REQUIREMENTS >> Below are some records: retype them all exactly, but not the pictures.
** Begin **
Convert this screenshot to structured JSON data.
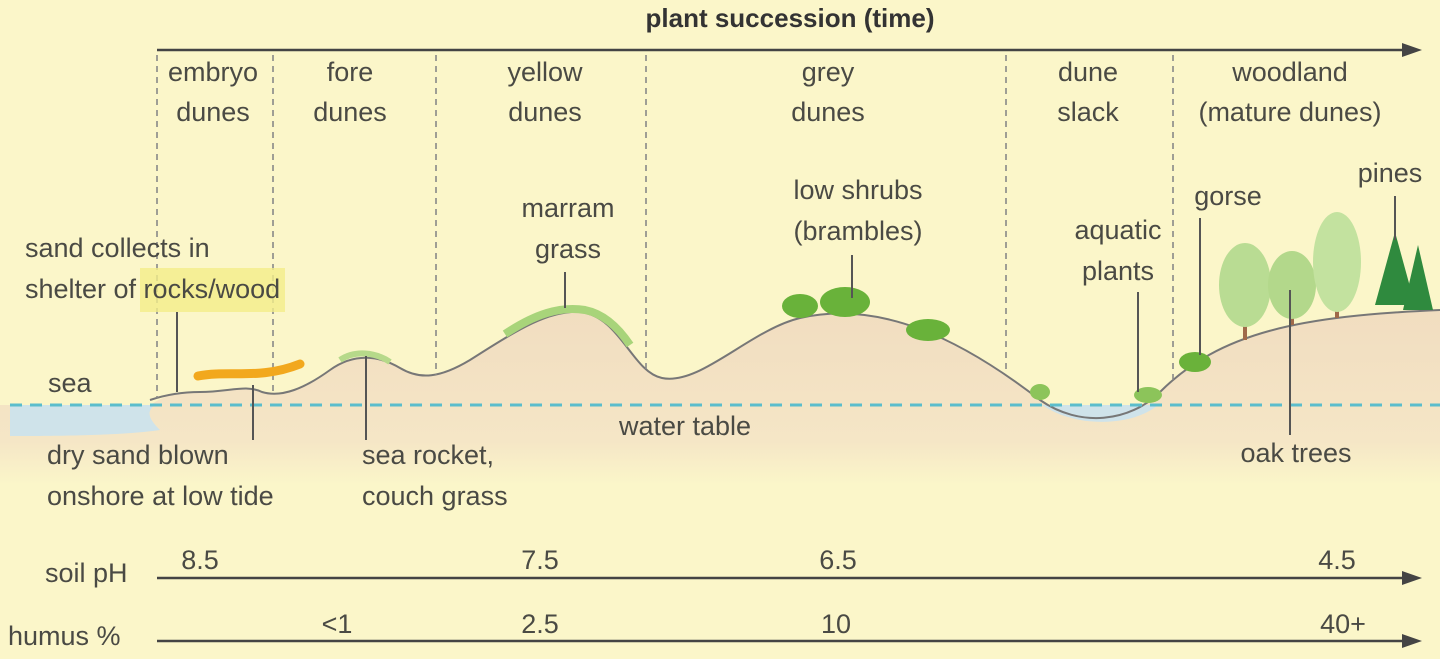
{
  "title": "plant succession (time)",
  "zones": [
    {
      "lines": [
        "embryo",
        "dunes"
      ]
    },
    {
      "lines": [
        "fore",
        "dunes"
      ]
    },
    {
      "lines": [
        "yellow",
        "dunes"
      ]
    },
    {
      "lines": [
        "grey",
        "dunes"
      ]
    },
    {
      "lines": [
        "dune",
        "slack"
      ]
    },
    {
      "lines": [
        "woodland",
        "(mature dunes)"
      ]
    }
  ],
  "annotations": [
    {
      "lines": [
        "sand collects in",
        "shelter of rocks/wood"
      ]
    },
    {
      "lines": [
        "sea"
      ]
    },
    {
      "lines": [
        "dry sand blown",
        "onshore at low tide"
      ]
    },
    {
      "lines": [
        "sea rocket,",
        "couch grass"
      ]
    },
    {
      "lines": [
        "marram",
        "grass"
      ]
    },
    {
      "lines": [
        "water table"
      ]
    },
    {
      "lines": [
        "low shrubs",
        "(brambles)"
      ]
    },
    {
      "lines": [
        "aquatic",
        "plants"
      ]
    },
    {
      "lines": [
        "gorse"
      ]
    },
    {
      "lines": [
        "pines"
      ]
    },
    {
      "lines": [
        "oak trees"
      ]
    }
  ],
  "scales": [
    {
      "label": "soil pH",
      "values": [
        "8.5",
        "7.5",
        "6.5",
        "4.5"
      ]
    },
    {
      "label": "humus %",
      "values": [
        "<1",
        "2.5",
        "10",
        "40+"
      ]
    }
  ]
}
** End **
FULL OUTPUT >>
Convert this screenshot to structured JSON data.
{
  "title": "plant succession (time)",
  "zones": [
    {
      "lines": [
        "embryo",
        "dunes"
      ]
    },
    {
      "lines": [
        "fore",
        "dunes"
      ]
    },
    {
      "lines": [
        "yellow",
        "dunes"
      ]
    },
    {
      "lines": [
        "grey",
        "dunes"
      ]
    },
    {
      "lines": [
        "dune",
        "slack"
      ]
    },
    {
      "lines": [
        "woodland",
        "(mature dunes)"
      ]
    }
  ],
  "annotations": [
    {
      "lines": [
        "sand collects in",
        "shelter of rocks/wood"
      ]
    },
    {
      "lines": [
        "sea"
      ]
    },
    {
      "lines": [
        "dry sand blown",
        "onshore at low tide"
      ]
    },
    {
      "lines": [
        "sea rocket,",
        "couch grass"
      ]
    },
    {
      "lines": [
        "marram",
        "grass"
      ]
    },
    {
      "lines": [
        "water table"
      ]
    },
    {
      "lines": [
        "low shrubs",
        "(brambles)"
      ]
    },
    {
      "lines": [
        "aquatic",
        "plants"
      ]
    },
    {
      "lines": [
        "gorse"
      ]
    },
    {
      "lines": [
        "pines"
      ]
    },
    {
      "lines": [
        "oak trees"
      ]
    }
  ],
  "scales": [
    {
      "label": "soil pH",
      "values": [
        "8.5",
        "7.5",
        "6.5",
        "4.5"
      ]
    },
    {
      "label": "humus %",
      "values": [
        "<1",
        "2.5",
        "10",
        "40+"
      ]
    }
  ]
}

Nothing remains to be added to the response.